TO DO
Reprint the lines below as they are, minus the pictures.

DATA EXTRACTS
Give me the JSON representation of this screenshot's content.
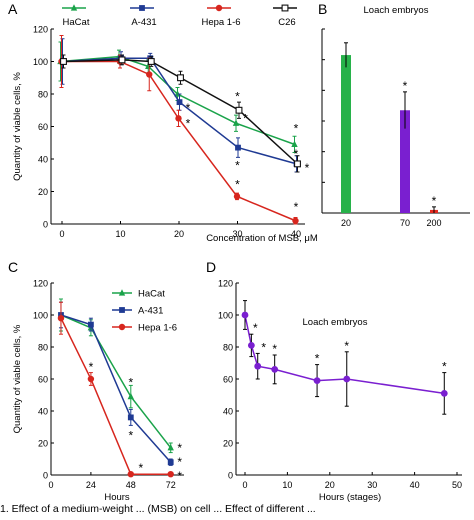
{
  "caption": "1. Effect of a medium-weight ... (MSB) on cell ... Effect of different ...",
  "colors": {
    "hacat": "#1aa34a",
    "a431": "#1f3a93",
    "hepa": "#d7261e",
    "c26": "#111111",
    "bars": [
      "#27b24a",
      "#7a1fd0",
      "#e52a20"
    ],
    "loach_line": "#7a1fd0"
  },
  "chart_data": [
    {
      "panel": "A",
      "type": "line",
      "legend": [
        "HaCat",
        "A-431",
        "Hepa 1-6",
        "C26"
      ],
      "legend_position": "top",
      "x": [
        0,
        10,
        15,
        20,
        30,
        40
      ],
      "xticks": [
        "0",
        "10",
        "20",
        "30",
        "40"
      ],
      "xlim": [
        -2,
        42
      ],
      "ylim": [
        0,
        120
      ],
      "yticks": [
        "0",
        "20",
        "40",
        "60",
        "80",
        "100",
        "120"
      ],
      "ylabel": "Quantity of viable cells, %",
      "xlabel": "Concentration of MSB, μM",
      "series": [
        {
          "name": "HaCat",
          "marker": "triangle",
          "values": [
            100,
            103,
            97,
            80,
            62,
            49
          ],
          "err": [
            12,
            4,
            4,
            4,
            5,
            5
          ],
          "stars": [
            false,
            false,
            false,
            false,
            true,
            true
          ]
        },
        {
          "name": "A-431",
          "marker": "square",
          "values": [
            100,
            102,
            102,
            75,
            47,
            37
          ],
          "err": [
            14,
            4,
            3,
            5,
            6,
            5
          ],
          "stars": [
            false,
            false,
            false,
            true,
            true,
            true
          ]
        },
        {
          "name": "Hepa 1-6",
          "marker": "circle",
          "values": [
            100,
            100,
            92,
            65,
            17,
            2
          ],
          "err": [
            16,
            4,
            10,
            5,
            2,
            2
          ],
          "stars": [
            false,
            false,
            false,
            true,
            true,
            true
          ]
        },
        {
          "name": "C26",
          "marker": "open-square",
          "values": [
            100,
            101,
            100,
            90,
            70,
            37
          ],
          "err": [
            4,
            3,
            3,
            4,
            5,
            5
          ],
          "stars": [
            false,
            false,
            false,
            false,
            true,
            true
          ]
        }
      ]
    },
    {
      "panel": "B",
      "type": "bar",
      "title": "Loach embryos",
      "categories": [
        "20",
        "70",
        "200"
      ],
      "values": [
        103,
        67,
        2
      ],
      "err": [
        8,
        12,
        2
      ],
      "stars": [
        false,
        true,
        true
      ],
      "ylim": [
        0,
        120
      ]
    },
    {
      "panel": "C",
      "type": "line",
      "legend": [
        "HaCat",
        "A-431",
        "Hepa 1-6"
      ],
      "legend_position": "top-right",
      "x": [
        6,
        24,
        48,
        72
      ],
      "xticks": [
        "0",
        "24",
        "48",
        "72"
      ],
      "xlim": [
        0,
        80
      ],
      "ylim": [
        0,
        120
      ],
      "yticks": [
        "0",
        "20",
        "40",
        "60",
        "80",
        "100",
        "120"
      ],
      "ylabel": "Quantity of viable cells, %",
      "xlabel": "Hours",
      "series": [
        {
          "name": "HaCat",
          "marker": "triangle",
          "values": [
            100,
            92,
            49,
            17
          ],
          "err": [
            10,
            5,
            7,
            3
          ],
          "stars": [
            false,
            false,
            true,
            true
          ]
        },
        {
          "name": "A-431",
          "marker": "square",
          "values": [
            100,
            94,
            36,
            8
          ],
          "err": [
            8,
            4,
            5,
            2
          ],
          "stars": [
            false,
            false,
            true,
            true
          ]
        },
        {
          "name": "Hepa 1-6",
          "marker": "circle",
          "values": [
            98,
            60,
            0.5,
            0.5
          ],
          "err": [
            10,
            4,
            0,
            0
          ],
          "stars": [
            false,
            true,
            true,
            true
          ]
        }
      ]
    },
    {
      "panel": "D",
      "type": "line",
      "title": "Loach embryos",
      "x": [
        0,
        1.5,
        3,
        7,
        17,
        24,
        47
      ],
      "xticks": [
        "0",
        "10",
        "20",
        "30",
        "40",
        "50"
      ],
      "xlim": [
        -2,
        52
      ],
      "ylim": [
        0,
        120
      ],
      "yticks": [
        "0",
        "20",
        "40",
        "60",
        "80",
        "100",
        "120"
      ],
      "xlabel": "Hours (stages)",
      "values": [
        100,
        81,
        68,
        66,
        59,
        60,
        51
      ],
      "err": [
        9,
        7,
        8,
        9,
        10,
        17,
        13
      ],
      "stars": [
        false,
        true,
        true,
        true,
        true,
        true,
        true
      ]
    }
  ]
}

REPLY
Give me the JSON representation of this screenshot's content.
{
  "caption": "1. Effect of a medium-weight ... (MSB) on cell ... Effect of different ...",
  "colors": {
    "hacat": "#1aa34a",
    "a431": "#1f3a93",
    "hepa": "#d7261e",
    "c26": "#111111",
    "bars": [
      "#27b24a",
      "#7a1fd0",
      "#e52a20"
    ],
    "loach_line": "#7a1fd0"
  },
  "chart_data": [
    {
      "panel": "A",
      "type": "line",
      "legend": [
        "HaCat",
        "A-431",
        "Hepa 1-6",
        "C26"
      ],
      "legend_position": "top",
      "x": [
        0,
        10,
        15,
        20,
        30,
        40
      ],
      "xticks": [
        "0",
        "10",
        "20",
        "30",
        "40"
      ],
      "xlim": [
        -2,
        42
      ],
      "ylim": [
        0,
        120
      ],
      "yticks": [
        "0",
        "20",
        "40",
        "60",
        "80",
        "100",
        "120"
      ],
      "ylabel": "Quantity of viable cells, %",
      "xlabel": "Concentration of MSB, μM",
      "series": [
        {
          "name": "HaCat",
          "marker": "triangle",
          "values": [
            100,
            103,
            97,
            80,
            62,
            49
          ],
          "err": [
            12,
            4,
            4,
            4,
            5,
            5
          ],
          "stars": [
            false,
            false,
            false,
            false,
            true,
            true
          ]
        },
        {
          "name": "A-431",
          "marker": "square",
          "values": [
            100,
            102,
            102,
            75,
            47,
            37
          ],
          "err": [
            14,
            4,
            3,
            5,
            6,
            5
          ],
          "stars": [
            false,
            false,
            false,
            true,
            true,
            true
          ]
        },
        {
          "name": "Hepa 1-6",
          "marker": "circle",
          "values": [
            100,
            100,
            92,
            65,
            17,
            2
          ],
          "err": [
            16,
            4,
            10,
            5,
            2,
            2
          ],
          "stars": [
            false,
            false,
            false,
            true,
            true,
            true
          ]
        },
        {
          "name": "C26",
          "marker": "open-square",
          "values": [
            100,
            101,
            100,
            90,
            70,
            37
          ],
          "err": [
            4,
            3,
            3,
            4,
            5,
            5
          ],
          "stars": [
            false,
            false,
            false,
            false,
            true,
            true
          ]
        }
      ]
    },
    {
      "panel": "B",
      "type": "bar",
      "title": "Loach embryos",
      "categories": [
        "20",
        "70",
        "200"
      ],
      "values": [
        103,
        67,
        2
      ],
      "err": [
        8,
        12,
        2
      ],
      "stars": [
        false,
        true,
        true
      ],
      "ylim": [
        0,
        120
      ]
    },
    {
      "panel": "C",
      "type": "line",
      "legend": [
        "HaCat",
        "A-431",
        "Hepa 1-6"
      ],
      "legend_position": "top-right",
      "x": [
        6,
        24,
        48,
        72
      ],
      "xticks": [
        "0",
        "24",
        "48",
        "72"
      ],
      "xlim": [
        0,
        80
      ],
      "ylim": [
        0,
        120
      ],
      "yticks": [
        "0",
        "20",
        "40",
        "60",
        "80",
        "100",
        "120"
      ],
      "ylabel": "Quantity of viable cells, %",
      "xlabel": "Hours",
      "series": [
        {
          "name": "HaCat",
          "marker": "triangle",
          "values": [
            100,
            92,
            49,
            17
          ],
          "err": [
            10,
            5,
            7,
            3
          ],
          "stars": [
            false,
            false,
            true,
            true
          ]
        },
        {
          "name": "A-431",
          "marker": "square",
          "values": [
            100,
            94,
            36,
            8
          ],
          "err": [
            8,
            4,
            5,
            2
          ],
          "stars": [
            false,
            false,
            true,
            true
          ]
        },
        {
          "name": "Hepa 1-6",
          "marker": "circle",
          "values": [
            98,
            60,
            0.5,
            0.5
          ],
          "err": [
            10,
            4,
            0,
            0
          ],
          "stars": [
            false,
            true,
            true,
            true
          ]
        }
      ]
    },
    {
      "panel": "D",
      "type": "line",
      "title": "Loach embryos",
      "x": [
        0,
        1.5,
        3,
        7,
        17,
        24,
        47
      ],
      "xticks": [
        "0",
        "10",
        "20",
        "30",
        "40",
        "50"
      ],
      "xlim": [
        -2,
        52
      ],
      "ylim": [
        0,
        120
      ],
      "yticks": [
        "0",
        "20",
        "40",
        "60",
        "80",
        "100",
        "120"
      ],
      "xlabel": "Hours (stages)",
      "values": [
        100,
        81,
        68,
        66,
        59,
        60,
        51
      ],
      "err": [
        9,
        7,
        8,
        9,
        10,
        17,
        13
      ],
      "stars": [
        false,
        true,
        true,
        true,
        true,
        true,
        true
      ]
    }
  ]
}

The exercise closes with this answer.